» 出典本文:
=====
せっかく忙しい週末にスケジュールを調整したにも関わらず、
理事会が不成立になってしまった…
そのような経験をした役員の方も、もしかしたらいらっしゃるかもしれません。
冒頭のとおり、あらかじめスケジュールを役員間で調整しながら計画した理事会が、役員の出席の悪さで成立しないとなると、役員自身だけではなく、管理組合としてもロスが発生します。
このような理事会不成立が発生しないような対策を、今回は確認します。
理事会が不成立にならないために管理組合としてなすべき対策は?
今回は以下のような内容を紹介します。
・不成立とならないために事前にできる対策方法は?
・理事会成立のためのポイントは?
管理組合における理事会は、あらかじめ役員の間でスケジュールを調整して、役員の都合が
よいときに開催することが一般的でしょう。
しかしながら、不成立という事態も場合によっては発生します。
この不成立という事態を回避し、理事会運営を先に進めていくことが重要です。
やむを得ない理由であるとは考えられますが、役員は極力出席することが求められます。
理事会が不成立となるのはどのようなケースか?
=====
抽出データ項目
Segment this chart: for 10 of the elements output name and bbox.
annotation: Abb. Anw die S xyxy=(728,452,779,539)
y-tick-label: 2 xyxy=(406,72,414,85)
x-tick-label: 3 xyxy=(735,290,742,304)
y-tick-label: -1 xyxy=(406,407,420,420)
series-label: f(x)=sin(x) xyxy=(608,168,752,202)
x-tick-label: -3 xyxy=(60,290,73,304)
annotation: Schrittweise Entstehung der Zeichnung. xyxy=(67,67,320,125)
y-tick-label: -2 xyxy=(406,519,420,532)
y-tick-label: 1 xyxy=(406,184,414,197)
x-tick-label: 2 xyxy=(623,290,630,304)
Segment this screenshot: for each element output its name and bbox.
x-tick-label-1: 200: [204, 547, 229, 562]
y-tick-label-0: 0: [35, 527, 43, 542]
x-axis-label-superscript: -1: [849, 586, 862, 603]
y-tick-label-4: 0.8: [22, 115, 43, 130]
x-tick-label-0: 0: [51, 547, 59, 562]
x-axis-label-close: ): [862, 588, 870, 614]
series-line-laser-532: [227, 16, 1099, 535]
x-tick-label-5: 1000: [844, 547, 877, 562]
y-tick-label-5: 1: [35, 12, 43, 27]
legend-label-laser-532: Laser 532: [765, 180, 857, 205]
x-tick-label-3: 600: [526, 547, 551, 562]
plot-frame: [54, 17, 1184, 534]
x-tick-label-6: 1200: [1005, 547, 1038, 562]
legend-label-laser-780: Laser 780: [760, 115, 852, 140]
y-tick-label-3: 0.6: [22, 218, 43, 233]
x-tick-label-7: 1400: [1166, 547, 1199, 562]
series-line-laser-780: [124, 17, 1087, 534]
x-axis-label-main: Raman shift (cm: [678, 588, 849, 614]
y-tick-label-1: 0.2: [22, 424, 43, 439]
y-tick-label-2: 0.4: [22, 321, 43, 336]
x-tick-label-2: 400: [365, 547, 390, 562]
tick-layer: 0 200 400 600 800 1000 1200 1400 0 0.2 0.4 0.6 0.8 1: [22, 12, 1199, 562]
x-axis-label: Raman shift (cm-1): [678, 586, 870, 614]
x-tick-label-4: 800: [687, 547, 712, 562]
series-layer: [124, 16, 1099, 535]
=====
» 練習問題:
**a)** 理事会不成立についての本文によれば、役員間であらかじめ日程を調整して計画した理事会が役員の出席不足で成立しないことは、なぜ問題となるのでしょうか。本文が示す理由を説明してください。
**b)** 理事会不成立についての本文を、最後の一文に続けて書き進めてください。

» 練習問題の解答:
**a)** そのような理事会が成立しないと、役員自身だけでなく、管理組合としてもロスが発生するためです。

**b)**
まず、理事会が不成立となるケースについて、確認してみたいと思います。
当日理事が集まらない
一番多いのはこちらのケースでしょう。
当日予定していた理事会の場に、本来出席すべき理事が集まらない場合です。
管理規約のひな型である標準管理規約によると、
・その議事は出席理事の過半数で決する
とあり、理事の半数以上(過半数ではなくてよい)が出席しなければ、理事会は無効です。
また、議事は出席理事の過半数で可決となります。
そのため、理事の出席が偶数で賛否が半々だと否決となってしまう点に注意が必要です。
ちなみに、「理事の」とあるので、理事会には監事の出席がなくても開催できます。
また、議事においては監事の票数はカウントしません。
招集通知の案内が遅かった
同じく、標準管理規約によると、理事会の招集通知は総会の招集通知に準用する形となっています。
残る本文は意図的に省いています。